EXTRACTED DATA –

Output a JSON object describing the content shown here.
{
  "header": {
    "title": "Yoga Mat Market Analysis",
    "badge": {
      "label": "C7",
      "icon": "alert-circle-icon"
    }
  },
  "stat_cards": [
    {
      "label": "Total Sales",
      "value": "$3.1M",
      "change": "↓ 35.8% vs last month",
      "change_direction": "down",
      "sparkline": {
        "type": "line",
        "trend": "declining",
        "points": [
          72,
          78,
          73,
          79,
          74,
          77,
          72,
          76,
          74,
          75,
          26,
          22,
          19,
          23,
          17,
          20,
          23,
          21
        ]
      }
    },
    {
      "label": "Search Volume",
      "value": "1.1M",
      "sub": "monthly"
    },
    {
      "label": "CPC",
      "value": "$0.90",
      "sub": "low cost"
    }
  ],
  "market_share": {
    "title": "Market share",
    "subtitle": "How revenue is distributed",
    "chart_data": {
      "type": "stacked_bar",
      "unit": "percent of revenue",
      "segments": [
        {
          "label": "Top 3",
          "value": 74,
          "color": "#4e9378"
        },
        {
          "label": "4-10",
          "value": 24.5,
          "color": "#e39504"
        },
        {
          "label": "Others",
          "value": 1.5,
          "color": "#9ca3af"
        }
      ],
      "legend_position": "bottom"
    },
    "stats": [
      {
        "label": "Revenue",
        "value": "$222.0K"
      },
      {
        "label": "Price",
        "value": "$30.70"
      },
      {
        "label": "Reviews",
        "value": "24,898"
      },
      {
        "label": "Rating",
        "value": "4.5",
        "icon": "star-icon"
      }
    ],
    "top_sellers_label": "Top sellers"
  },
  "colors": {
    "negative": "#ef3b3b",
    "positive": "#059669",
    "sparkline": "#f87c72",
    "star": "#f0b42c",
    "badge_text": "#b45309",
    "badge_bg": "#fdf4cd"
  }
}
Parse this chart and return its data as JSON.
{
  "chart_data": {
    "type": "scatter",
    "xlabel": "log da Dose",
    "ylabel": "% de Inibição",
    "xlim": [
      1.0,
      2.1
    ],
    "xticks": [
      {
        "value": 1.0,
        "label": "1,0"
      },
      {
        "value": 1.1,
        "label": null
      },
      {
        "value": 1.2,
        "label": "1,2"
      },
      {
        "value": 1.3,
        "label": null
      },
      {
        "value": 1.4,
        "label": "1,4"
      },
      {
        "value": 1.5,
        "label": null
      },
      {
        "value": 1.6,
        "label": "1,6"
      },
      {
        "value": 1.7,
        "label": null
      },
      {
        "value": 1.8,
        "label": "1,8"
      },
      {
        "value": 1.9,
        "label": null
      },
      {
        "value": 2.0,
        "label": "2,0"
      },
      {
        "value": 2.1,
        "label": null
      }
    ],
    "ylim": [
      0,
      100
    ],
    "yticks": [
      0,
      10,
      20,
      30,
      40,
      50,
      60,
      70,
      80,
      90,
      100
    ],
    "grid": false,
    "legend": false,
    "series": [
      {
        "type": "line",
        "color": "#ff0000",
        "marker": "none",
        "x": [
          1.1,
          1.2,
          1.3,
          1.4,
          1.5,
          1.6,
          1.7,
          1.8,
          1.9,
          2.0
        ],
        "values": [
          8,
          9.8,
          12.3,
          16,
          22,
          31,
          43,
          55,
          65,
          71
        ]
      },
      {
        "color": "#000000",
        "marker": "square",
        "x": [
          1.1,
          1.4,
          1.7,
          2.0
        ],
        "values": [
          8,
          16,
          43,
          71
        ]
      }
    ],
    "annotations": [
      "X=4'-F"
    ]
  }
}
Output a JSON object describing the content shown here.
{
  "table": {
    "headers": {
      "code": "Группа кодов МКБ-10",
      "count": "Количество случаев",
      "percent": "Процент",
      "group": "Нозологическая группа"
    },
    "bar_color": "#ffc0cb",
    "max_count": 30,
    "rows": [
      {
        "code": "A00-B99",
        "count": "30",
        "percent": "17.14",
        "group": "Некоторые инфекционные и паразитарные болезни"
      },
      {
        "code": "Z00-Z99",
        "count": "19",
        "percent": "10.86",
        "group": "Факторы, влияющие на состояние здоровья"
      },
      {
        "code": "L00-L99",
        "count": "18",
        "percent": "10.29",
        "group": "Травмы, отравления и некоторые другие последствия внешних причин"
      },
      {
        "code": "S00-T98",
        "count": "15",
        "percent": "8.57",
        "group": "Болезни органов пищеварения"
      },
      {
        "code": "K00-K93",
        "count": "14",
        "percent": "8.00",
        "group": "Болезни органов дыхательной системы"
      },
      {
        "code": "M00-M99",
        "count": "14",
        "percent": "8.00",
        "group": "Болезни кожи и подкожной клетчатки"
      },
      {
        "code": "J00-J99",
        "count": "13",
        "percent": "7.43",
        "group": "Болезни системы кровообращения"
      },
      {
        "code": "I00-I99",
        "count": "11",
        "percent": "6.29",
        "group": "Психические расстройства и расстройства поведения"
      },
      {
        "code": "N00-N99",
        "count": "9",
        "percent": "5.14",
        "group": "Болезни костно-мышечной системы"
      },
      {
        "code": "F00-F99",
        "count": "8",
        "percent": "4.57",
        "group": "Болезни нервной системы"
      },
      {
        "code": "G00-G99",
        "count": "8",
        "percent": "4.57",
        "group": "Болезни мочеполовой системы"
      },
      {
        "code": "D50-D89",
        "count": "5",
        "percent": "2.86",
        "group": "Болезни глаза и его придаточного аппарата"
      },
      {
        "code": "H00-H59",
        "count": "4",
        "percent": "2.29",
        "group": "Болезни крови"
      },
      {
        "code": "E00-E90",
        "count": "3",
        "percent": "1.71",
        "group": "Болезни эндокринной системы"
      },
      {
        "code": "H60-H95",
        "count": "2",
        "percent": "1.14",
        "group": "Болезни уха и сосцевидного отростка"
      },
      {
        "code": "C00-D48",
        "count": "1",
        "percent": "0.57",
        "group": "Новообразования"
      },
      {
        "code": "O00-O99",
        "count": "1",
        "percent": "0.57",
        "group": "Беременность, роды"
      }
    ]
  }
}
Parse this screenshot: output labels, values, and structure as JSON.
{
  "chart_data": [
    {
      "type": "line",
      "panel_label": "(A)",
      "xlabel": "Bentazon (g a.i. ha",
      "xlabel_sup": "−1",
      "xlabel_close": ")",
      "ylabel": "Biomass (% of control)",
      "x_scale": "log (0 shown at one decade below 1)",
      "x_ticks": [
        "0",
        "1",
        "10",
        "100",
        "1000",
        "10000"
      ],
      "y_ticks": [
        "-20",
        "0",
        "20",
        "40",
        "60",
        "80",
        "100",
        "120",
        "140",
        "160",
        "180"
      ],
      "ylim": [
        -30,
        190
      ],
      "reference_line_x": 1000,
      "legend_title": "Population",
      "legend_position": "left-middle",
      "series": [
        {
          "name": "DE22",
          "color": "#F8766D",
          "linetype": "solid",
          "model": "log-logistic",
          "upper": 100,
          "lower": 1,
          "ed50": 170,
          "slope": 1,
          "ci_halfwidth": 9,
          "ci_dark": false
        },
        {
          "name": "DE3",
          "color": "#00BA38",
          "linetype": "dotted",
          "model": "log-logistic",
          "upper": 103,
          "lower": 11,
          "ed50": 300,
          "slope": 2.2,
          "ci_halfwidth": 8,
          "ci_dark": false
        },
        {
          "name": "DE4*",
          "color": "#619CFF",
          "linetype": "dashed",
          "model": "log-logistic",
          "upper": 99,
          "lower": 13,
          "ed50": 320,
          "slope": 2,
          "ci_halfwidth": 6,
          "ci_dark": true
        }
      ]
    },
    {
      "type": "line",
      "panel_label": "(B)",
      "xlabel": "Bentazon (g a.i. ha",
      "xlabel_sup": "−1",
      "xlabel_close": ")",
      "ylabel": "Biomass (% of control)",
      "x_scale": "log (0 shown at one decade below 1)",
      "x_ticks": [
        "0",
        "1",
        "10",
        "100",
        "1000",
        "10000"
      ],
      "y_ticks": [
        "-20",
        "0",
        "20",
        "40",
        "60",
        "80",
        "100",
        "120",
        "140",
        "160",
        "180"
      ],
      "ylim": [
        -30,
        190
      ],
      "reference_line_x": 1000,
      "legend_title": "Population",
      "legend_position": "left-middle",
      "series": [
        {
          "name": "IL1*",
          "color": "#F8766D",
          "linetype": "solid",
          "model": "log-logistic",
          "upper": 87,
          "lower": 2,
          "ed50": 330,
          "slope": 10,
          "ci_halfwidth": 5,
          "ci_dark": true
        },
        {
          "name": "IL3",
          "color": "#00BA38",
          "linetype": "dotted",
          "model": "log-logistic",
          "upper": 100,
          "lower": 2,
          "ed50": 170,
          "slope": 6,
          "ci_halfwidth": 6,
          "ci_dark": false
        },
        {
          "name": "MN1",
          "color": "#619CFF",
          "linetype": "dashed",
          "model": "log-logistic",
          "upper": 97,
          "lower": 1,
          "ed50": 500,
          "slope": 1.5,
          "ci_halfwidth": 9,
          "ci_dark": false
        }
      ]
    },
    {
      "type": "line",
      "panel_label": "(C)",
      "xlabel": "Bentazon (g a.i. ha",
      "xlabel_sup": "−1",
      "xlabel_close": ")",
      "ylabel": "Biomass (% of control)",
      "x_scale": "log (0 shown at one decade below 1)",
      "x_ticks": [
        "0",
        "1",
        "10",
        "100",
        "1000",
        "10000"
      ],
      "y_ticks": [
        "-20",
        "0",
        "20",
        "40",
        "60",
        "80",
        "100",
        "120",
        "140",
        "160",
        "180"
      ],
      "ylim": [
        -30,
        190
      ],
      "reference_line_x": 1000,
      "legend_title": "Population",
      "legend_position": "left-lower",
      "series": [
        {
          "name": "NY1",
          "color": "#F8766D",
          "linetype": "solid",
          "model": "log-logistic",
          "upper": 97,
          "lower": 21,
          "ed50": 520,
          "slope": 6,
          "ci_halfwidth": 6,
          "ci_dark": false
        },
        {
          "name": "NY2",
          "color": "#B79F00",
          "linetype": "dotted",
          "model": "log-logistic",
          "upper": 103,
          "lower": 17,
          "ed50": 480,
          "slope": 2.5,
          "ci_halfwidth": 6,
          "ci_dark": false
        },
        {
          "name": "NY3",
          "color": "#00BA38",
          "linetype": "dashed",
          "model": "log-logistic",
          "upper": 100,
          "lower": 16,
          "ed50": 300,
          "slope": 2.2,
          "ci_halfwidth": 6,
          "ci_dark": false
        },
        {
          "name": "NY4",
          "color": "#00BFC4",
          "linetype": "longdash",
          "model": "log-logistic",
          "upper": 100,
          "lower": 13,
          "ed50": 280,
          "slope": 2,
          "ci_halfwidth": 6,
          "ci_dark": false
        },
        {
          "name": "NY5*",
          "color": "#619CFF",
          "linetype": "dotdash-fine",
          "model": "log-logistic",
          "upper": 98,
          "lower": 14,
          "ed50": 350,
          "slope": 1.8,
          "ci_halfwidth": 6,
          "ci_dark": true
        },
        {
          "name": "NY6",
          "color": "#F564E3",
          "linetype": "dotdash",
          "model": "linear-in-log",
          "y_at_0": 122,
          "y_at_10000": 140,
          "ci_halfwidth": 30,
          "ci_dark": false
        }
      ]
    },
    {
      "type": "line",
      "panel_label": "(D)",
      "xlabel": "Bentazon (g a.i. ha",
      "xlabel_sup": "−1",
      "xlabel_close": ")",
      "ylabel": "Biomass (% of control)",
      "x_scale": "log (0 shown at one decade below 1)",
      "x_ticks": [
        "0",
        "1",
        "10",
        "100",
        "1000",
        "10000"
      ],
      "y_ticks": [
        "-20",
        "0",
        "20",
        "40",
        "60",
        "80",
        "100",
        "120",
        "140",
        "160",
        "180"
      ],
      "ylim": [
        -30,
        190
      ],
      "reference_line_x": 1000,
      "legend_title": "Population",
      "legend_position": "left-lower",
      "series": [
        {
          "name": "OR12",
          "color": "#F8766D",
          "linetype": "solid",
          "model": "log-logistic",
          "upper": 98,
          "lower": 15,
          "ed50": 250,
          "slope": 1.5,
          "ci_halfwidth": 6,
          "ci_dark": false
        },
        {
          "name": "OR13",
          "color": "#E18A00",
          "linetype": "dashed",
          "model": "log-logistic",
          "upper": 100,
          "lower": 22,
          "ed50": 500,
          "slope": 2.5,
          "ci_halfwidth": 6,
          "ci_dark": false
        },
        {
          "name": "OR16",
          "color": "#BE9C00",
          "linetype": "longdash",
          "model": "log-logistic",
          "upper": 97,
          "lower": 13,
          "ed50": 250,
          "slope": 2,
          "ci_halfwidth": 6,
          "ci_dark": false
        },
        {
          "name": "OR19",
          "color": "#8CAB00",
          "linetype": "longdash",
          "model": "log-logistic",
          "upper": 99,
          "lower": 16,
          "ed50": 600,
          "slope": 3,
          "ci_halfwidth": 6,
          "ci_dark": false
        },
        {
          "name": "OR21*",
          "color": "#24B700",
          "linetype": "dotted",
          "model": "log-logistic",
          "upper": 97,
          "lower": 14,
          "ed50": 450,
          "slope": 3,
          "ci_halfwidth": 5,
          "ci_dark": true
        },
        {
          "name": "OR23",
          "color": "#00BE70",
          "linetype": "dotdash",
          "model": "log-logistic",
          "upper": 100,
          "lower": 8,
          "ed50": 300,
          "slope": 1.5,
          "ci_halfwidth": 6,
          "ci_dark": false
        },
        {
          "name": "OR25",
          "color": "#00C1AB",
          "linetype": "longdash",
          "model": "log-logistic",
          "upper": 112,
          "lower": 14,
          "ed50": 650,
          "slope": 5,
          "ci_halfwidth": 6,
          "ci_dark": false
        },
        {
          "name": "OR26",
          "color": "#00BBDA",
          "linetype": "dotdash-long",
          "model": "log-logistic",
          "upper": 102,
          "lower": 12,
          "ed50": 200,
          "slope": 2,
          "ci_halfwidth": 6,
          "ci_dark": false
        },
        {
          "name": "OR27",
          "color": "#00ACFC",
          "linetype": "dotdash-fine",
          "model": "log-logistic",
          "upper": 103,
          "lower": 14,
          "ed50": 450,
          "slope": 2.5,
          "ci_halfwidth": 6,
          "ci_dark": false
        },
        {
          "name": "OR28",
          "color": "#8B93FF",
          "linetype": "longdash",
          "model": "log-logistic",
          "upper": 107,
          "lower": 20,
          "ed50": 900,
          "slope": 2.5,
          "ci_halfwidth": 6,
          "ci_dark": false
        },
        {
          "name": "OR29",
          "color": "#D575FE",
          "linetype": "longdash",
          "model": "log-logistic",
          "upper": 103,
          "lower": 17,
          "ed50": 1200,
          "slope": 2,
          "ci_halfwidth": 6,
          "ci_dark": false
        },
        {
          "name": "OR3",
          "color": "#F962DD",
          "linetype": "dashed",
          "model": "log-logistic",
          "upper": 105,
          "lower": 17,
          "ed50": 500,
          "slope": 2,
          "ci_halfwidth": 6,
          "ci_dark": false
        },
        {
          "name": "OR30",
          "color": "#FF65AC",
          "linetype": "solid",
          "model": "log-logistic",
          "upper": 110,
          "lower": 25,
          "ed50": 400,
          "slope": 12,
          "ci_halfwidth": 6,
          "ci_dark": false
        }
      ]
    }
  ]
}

YOUR TASK – Pull out every line containing "this".

FINISHED TASK –
Parse this chart and return its data as JSON.
Parse this screenshot: output labels, values, and structure as JSON.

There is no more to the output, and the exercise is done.